━━━ Recorded data ━━━
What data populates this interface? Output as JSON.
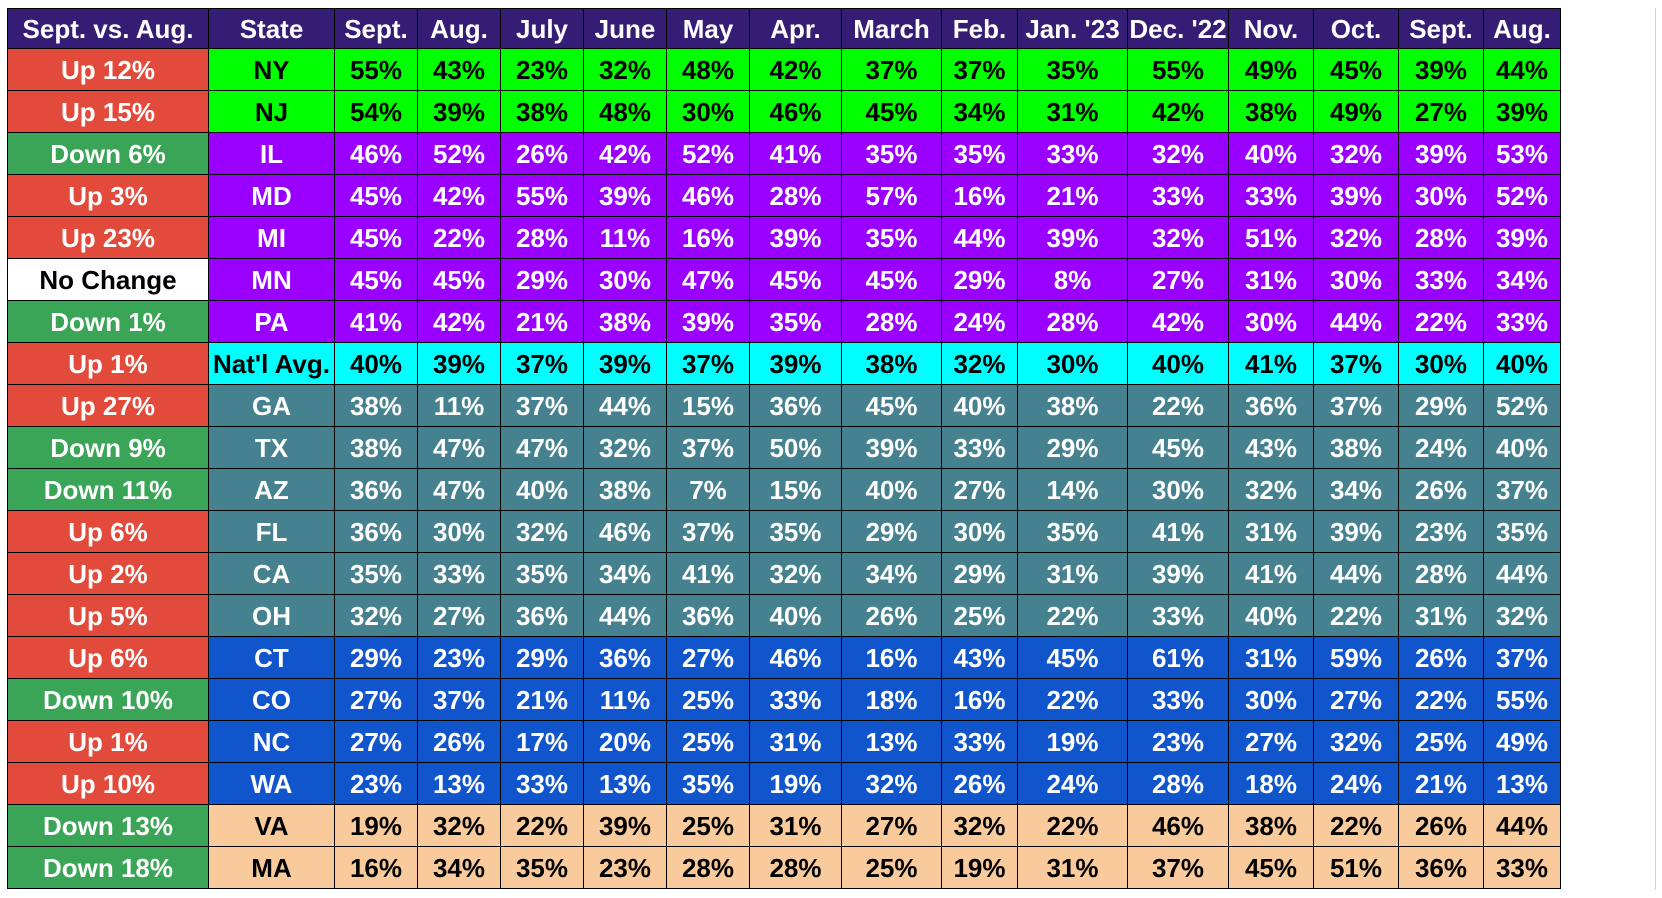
{
  "colors": {
    "header_bg": "#351c75",
    "header_text": "#ffffff",
    "up": "#e24a3b",
    "down": "#3aa457",
    "no_change": "#ffffff",
    "group_top": "#00ff00",
    "group_mid": "#9900ff",
    "nat_avg": "#00ffff",
    "group_teal": "#45818e",
    "group_blue": "#1155cc",
    "group_peach": "#f9cb9c"
  },
  "chart_data": {
    "type": "table",
    "columns": [
      "Sept. vs. Aug.",
      "State",
      "Sept.",
      "Aug.",
      "July",
      "June",
      "May",
      "Apr.",
      "March",
      "Feb.",
      "Jan. '23",
      "Dec. '22",
      "Nov.",
      "Oct.",
      "Sept.",
      "Aug."
    ],
    "rows": [
      {
        "change": "Up 12%",
        "change_type": "up",
        "group": "group_top",
        "state": "NY",
        "values": [
          "55%",
          "43%",
          "23%",
          "32%",
          "48%",
          "42%",
          "37%",
          "37%",
          "35%",
          "55%",
          "49%",
          "45%",
          "39%",
          "44%"
        ]
      },
      {
        "change": "Up 15%",
        "change_type": "up",
        "group": "group_top",
        "state": "NJ",
        "values": [
          "54%",
          "39%",
          "38%",
          "48%",
          "30%",
          "46%",
          "45%",
          "34%",
          "31%",
          "42%",
          "38%",
          "49%",
          "27%",
          "39%"
        ]
      },
      {
        "change": "Down 6%",
        "change_type": "down",
        "group": "group_mid",
        "state": "IL",
        "values": [
          "46%",
          "52%",
          "26%",
          "42%",
          "52%",
          "41%",
          "35%",
          "35%",
          "33%",
          "32%",
          "40%",
          "32%",
          "39%",
          "53%"
        ]
      },
      {
        "change": "Up 3%",
        "change_type": "up",
        "group": "group_mid",
        "state": "MD",
        "values": [
          "45%",
          "42%",
          "55%",
          "39%",
          "46%",
          "28%",
          "57%",
          "16%",
          "21%",
          "33%",
          "33%",
          "39%",
          "30%",
          "52%"
        ]
      },
      {
        "change": "Up 23%",
        "change_type": "up",
        "group": "group_mid",
        "state": "MI",
        "values": [
          "45%",
          "22%",
          "28%",
          "11%",
          "16%",
          "39%",
          "35%",
          "44%",
          "39%",
          "32%",
          "51%",
          "32%",
          "28%",
          "39%"
        ]
      },
      {
        "change": "No Change",
        "change_type": "no_change",
        "group": "group_mid",
        "state": "MN",
        "values": [
          "45%",
          "45%",
          "29%",
          "30%",
          "47%",
          "45%",
          "45%",
          "29%",
          "8%",
          "27%",
          "31%",
          "30%",
          "33%",
          "34%"
        ]
      },
      {
        "change": "Down 1%",
        "change_type": "down",
        "group": "group_mid",
        "state": "PA",
        "values": [
          "41%",
          "42%",
          "21%",
          "38%",
          "39%",
          "35%",
          "28%",
          "24%",
          "28%",
          "42%",
          "30%",
          "44%",
          "22%",
          "33%"
        ]
      },
      {
        "change": "Up 1%",
        "change_type": "up",
        "group": "nat_avg",
        "state": "Nat'l Avg.",
        "values": [
          "40%",
          "39%",
          "37%",
          "39%",
          "37%",
          "39%",
          "38%",
          "32%",
          "30%",
          "40%",
          "41%",
          "37%",
          "30%",
          "40%"
        ]
      },
      {
        "change": "Up 27%",
        "change_type": "up",
        "group": "group_teal",
        "state": "GA",
        "values": [
          "38%",
          "11%",
          "37%",
          "44%",
          "15%",
          "36%",
          "45%",
          "40%",
          "38%",
          "22%",
          "36%",
          "37%",
          "29%",
          "52%"
        ]
      },
      {
        "change": "Down 9%",
        "change_type": "down",
        "group": "group_teal",
        "state": "TX",
        "values": [
          "38%",
          "47%",
          "47%",
          "32%",
          "37%",
          "50%",
          "39%",
          "33%",
          "29%",
          "45%",
          "43%",
          "38%",
          "24%",
          "40%"
        ]
      },
      {
        "change": "Down 11%",
        "change_type": "down",
        "group": "group_teal",
        "state": "AZ",
        "values": [
          "36%",
          "47%",
          "40%",
          "38%",
          "7%",
          "15%",
          "40%",
          "27%",
          "14%",
          "30%",
          "32%",
          "34%",
          "26%",
          "37%"
        ]
      },
      {
        "change": "Up 6%",
        "change_type": "up",
        "group": "group_teal",
        "state": "FL",
        "values": [
          "36%",
          "30%",
          "32%",
          "46%",
          "37%",
          "35%",
          "29%",
          "30%",
          "35%",
          "41%",
          "31%",
          "39%",
          "23%",
          "35%"
        ]
      },
      {
        "change": "Up 2%",
        "change_type": "up",
        "group": "group_teal",
        "state": "CA",
        "values": [
          "35%",
          "33%",
          "35%",
          "34%",
          "41%",
          "32%",
          "34%",
          "29%",
          "31%",
          "39%",
          "41%",
          "44%",
          "28%",
          "44%"
        ]
      },
      {
        "change": "Up 5%",
        "change_type": "up",
        "group": "group_teal",
        "state": "OH",
        "values": [
          "32%",
          "27%",
          "36%",
          "44%",
          "36%",
          "40%",
          "26%",
          "25%",
          "22%",
          "33%",
          "40%",
          "22%",
          "31%",
          "32%"
        ]
      },
      {
        "change": "Up 6%",
        "change_type": "up",
        "group": "group_blue",
        "state": "CT",
        "values": [
          "29%",
          "23%",
          "29%",
          "36%",
          "27%",
          "46%",
          "16%",
          "43%",
          "45%",
          "61%",
          "31%",
          "59%",
          "26%",
          "37%"
        ]
      },
      {
        "change": "Down 10%",
        "change_type": "down",
        "group": "group_blue",
        "state": "CO",
        "values": [
          "27%",
          "37%",
          "21%",
          "11%",
          "25%",
          "33%",
          "18%",
          "16%",
          "22%",
          "33%",
          "30%",
          "27%",
          "22%",
          "55%"
        ]
      },
      {
        "change": "Up 1%",
        "change_type": "up",
        "group": "group_blue",
        "state": "NC",
        "values": [
          "27%",
          "26%",
          "17%",
          "20%",
          "25%",
          "31%",
          "13%",
          "33%",
          "19%",
          "23%",
          "27%",
          "32%",
          "25%",
          "49%"
        ]
      },
      {
        "change": "Up 10%",
        "change_type": "up",
        "group": "group_blue",
        "state": "WA",
        "values": [
          "23%",
          "13%",
          "33%",
          "13%",
          "35%",
          "19%",
          "32%",
          "26%",
          "24%",
          "28%",
          "18%",
          "24%",
          "21%",
          "13%"
        ]
      },
      {
        "change": "Down 13%",
        "change_type": "down",
        "group": "group_peach",
        "state": "VA",
        "values": [
          "19%",
          "32%",
          "22%",
          "39%",
          "25%",
          "31%",
          "27%",
          "32%",
          "22%",
          "46%",
          "38%",
          "22%",
          "26%",
          "44%"
        ]
      },
      {
        "change": "Down 18%",
        "change_type": "down",
        "group": "group_peach",
        "state": "MA",
        "values": [
          "16%",
          "34%",
          "35%",
          "23%",
          "28%",
          "28%",
          "25%",
          "19%",
          "31%",
          "37%",
          "45%",
          "51%",
          "36%",
          "33%"
        ]
      }
    ]
  }
}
━━━
> [Required task] Filter the records above and return every line that holds the word "ffffff".

> [Reply to the task]
    "header_text": "#ffffff",
    "no_change": "#ffffff",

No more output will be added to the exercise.